• [EXERCISE AIM]
Pictures within the data are to be left out; everything else must be reproduced exactly.

• [EXCERPTED RECORDS]
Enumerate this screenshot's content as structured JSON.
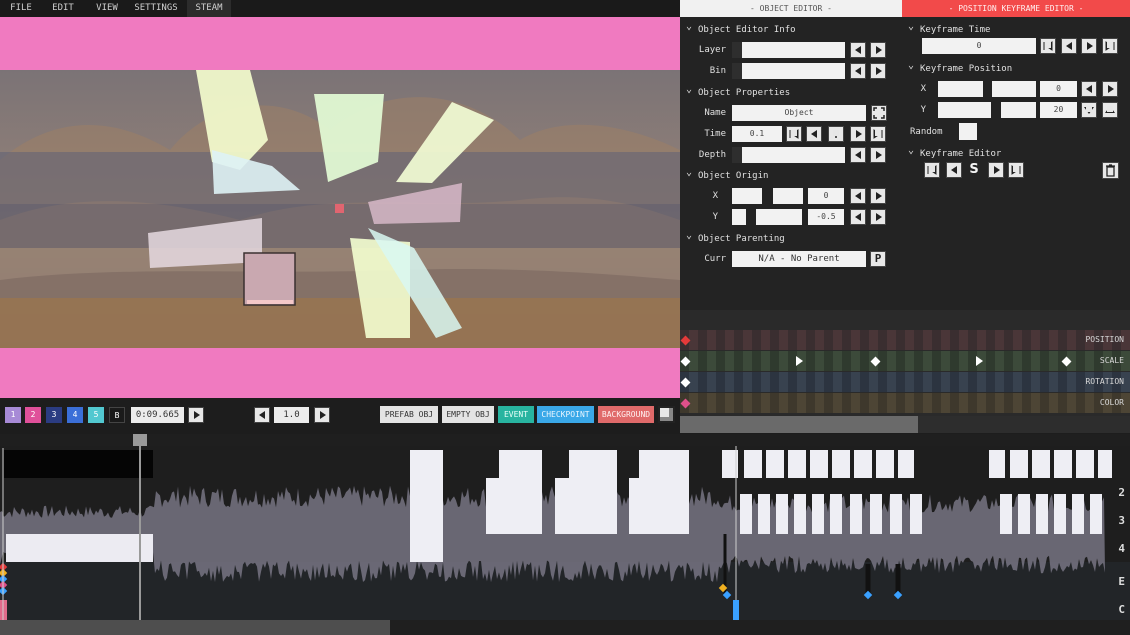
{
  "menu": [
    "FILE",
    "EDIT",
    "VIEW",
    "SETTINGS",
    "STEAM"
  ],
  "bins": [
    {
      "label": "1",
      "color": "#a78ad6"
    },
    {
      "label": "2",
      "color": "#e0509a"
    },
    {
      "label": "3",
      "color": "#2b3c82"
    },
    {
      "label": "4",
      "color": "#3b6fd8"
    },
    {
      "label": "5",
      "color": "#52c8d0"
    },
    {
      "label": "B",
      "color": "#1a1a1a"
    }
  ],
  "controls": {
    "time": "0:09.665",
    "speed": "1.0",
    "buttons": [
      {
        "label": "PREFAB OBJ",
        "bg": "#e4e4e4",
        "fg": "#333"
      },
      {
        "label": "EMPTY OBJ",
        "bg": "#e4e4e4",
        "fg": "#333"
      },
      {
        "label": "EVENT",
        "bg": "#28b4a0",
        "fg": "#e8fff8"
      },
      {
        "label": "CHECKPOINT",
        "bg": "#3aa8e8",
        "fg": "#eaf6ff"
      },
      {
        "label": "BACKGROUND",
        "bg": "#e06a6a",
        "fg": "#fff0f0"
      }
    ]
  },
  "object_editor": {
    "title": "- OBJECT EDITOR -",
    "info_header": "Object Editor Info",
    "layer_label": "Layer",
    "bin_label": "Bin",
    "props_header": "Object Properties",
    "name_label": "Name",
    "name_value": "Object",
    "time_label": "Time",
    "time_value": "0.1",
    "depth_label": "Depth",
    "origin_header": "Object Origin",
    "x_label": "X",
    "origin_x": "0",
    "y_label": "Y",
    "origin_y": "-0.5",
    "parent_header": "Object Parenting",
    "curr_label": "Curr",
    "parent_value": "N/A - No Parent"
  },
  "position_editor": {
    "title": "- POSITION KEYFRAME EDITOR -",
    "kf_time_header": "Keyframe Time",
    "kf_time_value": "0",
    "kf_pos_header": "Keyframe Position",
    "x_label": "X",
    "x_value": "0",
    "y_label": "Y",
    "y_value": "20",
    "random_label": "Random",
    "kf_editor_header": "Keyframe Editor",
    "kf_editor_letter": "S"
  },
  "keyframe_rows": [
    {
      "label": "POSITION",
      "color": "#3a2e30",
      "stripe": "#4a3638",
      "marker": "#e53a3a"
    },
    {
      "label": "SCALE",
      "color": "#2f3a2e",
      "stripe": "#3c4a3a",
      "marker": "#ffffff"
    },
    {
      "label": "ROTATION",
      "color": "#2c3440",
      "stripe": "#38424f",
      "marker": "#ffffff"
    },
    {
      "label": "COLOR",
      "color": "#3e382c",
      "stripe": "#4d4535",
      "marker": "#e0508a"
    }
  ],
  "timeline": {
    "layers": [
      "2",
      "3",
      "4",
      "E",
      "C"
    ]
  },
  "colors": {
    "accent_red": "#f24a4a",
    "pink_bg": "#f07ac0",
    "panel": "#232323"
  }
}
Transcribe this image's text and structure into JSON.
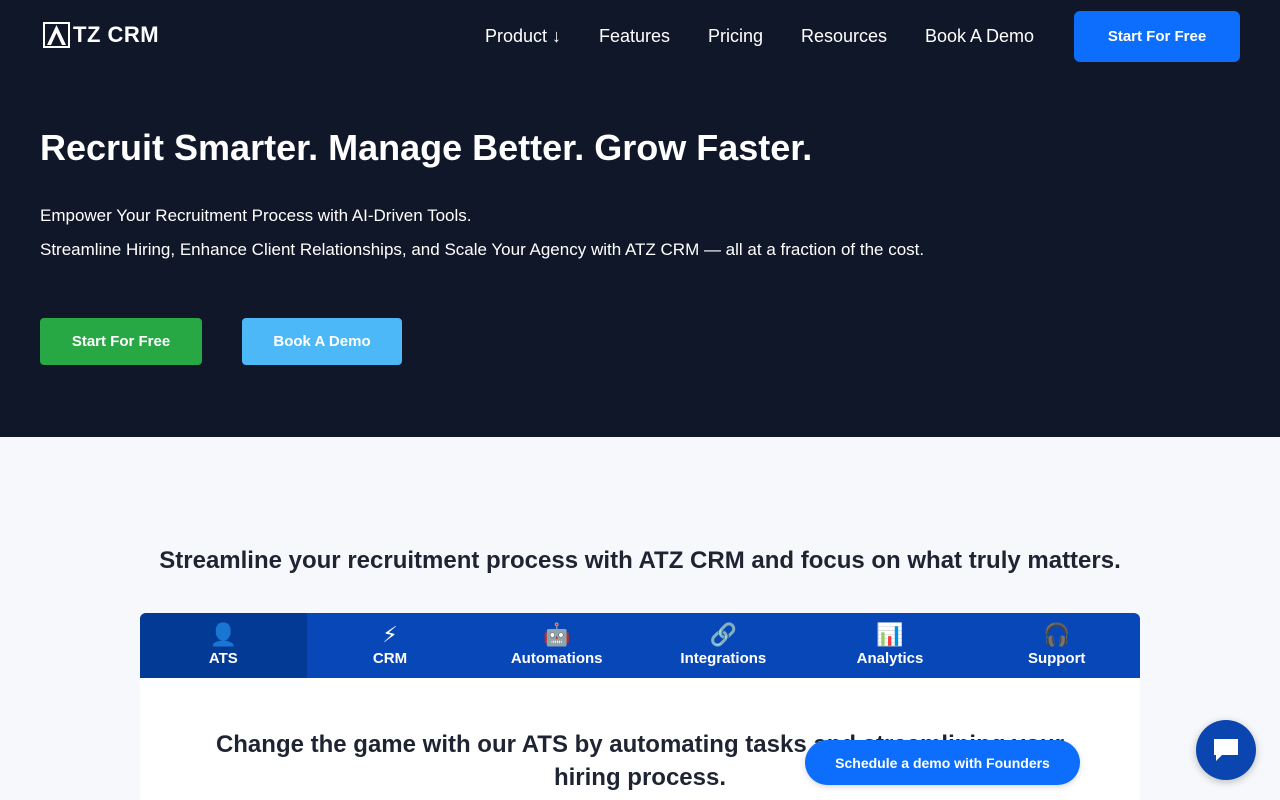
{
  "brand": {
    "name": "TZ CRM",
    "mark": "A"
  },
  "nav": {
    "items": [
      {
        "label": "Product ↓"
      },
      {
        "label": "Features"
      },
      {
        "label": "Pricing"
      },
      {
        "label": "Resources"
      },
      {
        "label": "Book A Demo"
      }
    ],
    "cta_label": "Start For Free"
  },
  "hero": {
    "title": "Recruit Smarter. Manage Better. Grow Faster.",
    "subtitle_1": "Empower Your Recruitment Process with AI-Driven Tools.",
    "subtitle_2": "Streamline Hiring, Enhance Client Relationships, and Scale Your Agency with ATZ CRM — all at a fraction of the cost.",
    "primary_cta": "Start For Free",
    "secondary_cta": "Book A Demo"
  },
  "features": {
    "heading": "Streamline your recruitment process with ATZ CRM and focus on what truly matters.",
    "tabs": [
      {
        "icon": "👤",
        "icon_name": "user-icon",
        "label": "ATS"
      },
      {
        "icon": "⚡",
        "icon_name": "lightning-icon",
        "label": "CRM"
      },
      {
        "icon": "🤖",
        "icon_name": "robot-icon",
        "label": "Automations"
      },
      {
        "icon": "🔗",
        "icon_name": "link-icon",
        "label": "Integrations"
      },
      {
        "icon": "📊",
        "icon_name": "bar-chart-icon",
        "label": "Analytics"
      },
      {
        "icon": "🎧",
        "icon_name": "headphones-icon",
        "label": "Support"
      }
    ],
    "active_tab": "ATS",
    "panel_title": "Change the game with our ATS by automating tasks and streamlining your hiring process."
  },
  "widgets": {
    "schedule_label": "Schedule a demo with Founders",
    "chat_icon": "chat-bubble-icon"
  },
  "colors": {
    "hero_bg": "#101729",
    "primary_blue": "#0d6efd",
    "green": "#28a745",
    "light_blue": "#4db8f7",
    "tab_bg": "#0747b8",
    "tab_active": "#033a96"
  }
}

• [TASK RESULT]
Enumerate this screenshot's content as structured JSON.
{
  "menu": [
    "FILE",
    "EDIT",
    "VIEW",
    "SETTINGS",
    "STEAM"
  ],
  "bins": [
    {
      "label": "1",
      "color": "#a78ad6"
    },
    {
      "label": "2",
      "color": "#e0509a"
    },
    {
      "label": "3",
      "color": "#2b3c82"
    },
    {
      "label": "4",
      "color": "#3b6fd8"
    },
    {
      "label": "5",
      "color": "#52c8d0"
    },
    {
      "label": "B",
      "color": "#1a1a1a"
    }
  ],
  "controls": {
    "time": "0:09.665",
    "speed": "1.0",
    "buttons": [
      {
        "label": "PREFAB OBJ",
        "bg": "#e4e4e4",
        "fg": "#333"
      },
      {
        "label": "EMPTY OBJ",
        "bg": "#e4e4e4",
        "fg": "#333"
      },
      {
        "label": "EVENT",
        "bg": "#28b4a0",
        "fg": "#e8fff8"
      },
      {
        "label": "CHECKPOINT",
        "bg": "#3aa8e8",
        "fg": "#eaf6ff"
      },
      {
        "label": "BACKGROUND",
        "bg": "#e06a6a",
        "fg": "#fff0f0"
      }
    ]
  },
  "object_editor": {
    "title": "- OBJECT EDITOR -",
    "info_header": "Object Editor Info",
    "layer_label": "Layer",
    "bin_label": "Bin",
    "props_header": "Object Properties",
    "name_label": "Name",
    "name_value": "Object",
    "time_label": "Time",
    "time_value": "0.1",
    "depth_label": "Depth",
    "origin_header": "Object Origin",
    "x_label": "X",
    "origin_x": "0",
    "y_label": "Y",
    "origin_y": "-0.5",
    "parent_header": "Object Parenting",
    "curr_label": "Curr",
    "parent_value": "N/A - No Parent"
  },
  "position_editor": {
    "title": "- POSITION KEYFRAME EDITOR -",
    "kf_time_header": "Keyframe Time",
    "kf_time_value": "0",
    "kf_pos_header": "Keyframe Position",
    "x_label": "X",
    "x_value": "0",
    "y_label": "Y",
    "y_value": "20",
    "random_label": "Random",
    "kf_editor_header": "Keyframe Editor",
    "kf_editor_letter": "S"
  },
  "keyframe_rows": [
    {
      "label": "POSITION",
      "color": "#3a2e30",
      "stripe": "#4a3638",
      "marker": "#e53a3a"
    },
    {
      "label": "SCALE",
      "color": "#2f3a2e",
      "stripe": "#3c4a3a",
      "marker": "#ffffff"
    },
    {
      "label": "ROTATION",
      "color": "#2c3440",
      "stripe": "#38424f",
      "marker": "#ffffff"
    },
    {
      "label": "COLOR",
      "color": "#3e382c",
      "stripe": "#4d4535",
      "marker": "#e0508a"
    }
  ],
  "timeline": {
    "layers": [
      "2",
      "3",
      "4",
      "E",
      "C"
    ]
  },
  "colors": {
    "accent_red": "#f24a4a",
    "pink_bg": "#f07ac0",
    "panel": "#232323"
  }
}
Transcribe this image's text and structure into JSON.
{
  "brand": {
    "name": "TZ CRM",
    "mark": "A"
  },
  "nav": {
    "items": [
      {
        "label": "Product ↓"
      },
      {
        "label": "Features"
      },
      {
        "label": "Pricing"
      },
      {
        "label": "Resources"
      },
      {
        "label": "Book A Demo"
      }
    ],
    "cta_label": "Start For Free"
  },
  "hero": {
    "title": "Recruit Smarter. Manage Better. Grow Faster.",
    "subtitle_1": "Empower Your Recruitment Process with AI-Driven Tools.",
    "subtitle_2": "Streamline Hiring, Enhance Client Relationships, and Scale Your Agency with ATZ CRM — all at a fraction of the cost.",
    "primary_cta": "Start For Free",
    "secondary_cta": "Book A Demo"
  },
  "features": {
    "heading": "Streamline your recruitment process with ATZ CRM and focus on what truly matters.",
    "tabs": [
      {
        "icon": "👤",
        "icon_name": "user-icon",
        "label": "ATS"
      },
      {
        "icon": "⚡",
        "icon_name": "lightning-icon",
        "label": "CRM"
      },
      {
        "icon": "🤖",
        "icon_name": "robot-icon",
        "label": "Automations"
      },
      {
        "icon": "🔗",
        "icon_name": "link-icon",
        "label": "Integrations"
      },
      {
        "icon": "📊",
        "icon_name": "bar-chart-icon",
        "label": "Analytics"
      },
      {
        "icon": "🎧",
        "icon_name": "headphones-icon",
        "label": "Support"
      }
    ],
    "active_tab": "ATS",
    "panel_title": "Change the game with our ATS by automating tasks and streamlining your hiring process."
  },
  "widgets": {
    "schedule_label": "Schedule a demo with Founders",
    "chat_icon": "chat-bubble-icon"
  },
  "colors": {
    "hero_bg": "#101729",
    "primary_blue": "#0d6efd",
    "green": "#28a745",
    "light_blue": "#4db8f7",
    "tab_bg": "#0747b8",
    "tab_active": "#033a96"
  }
}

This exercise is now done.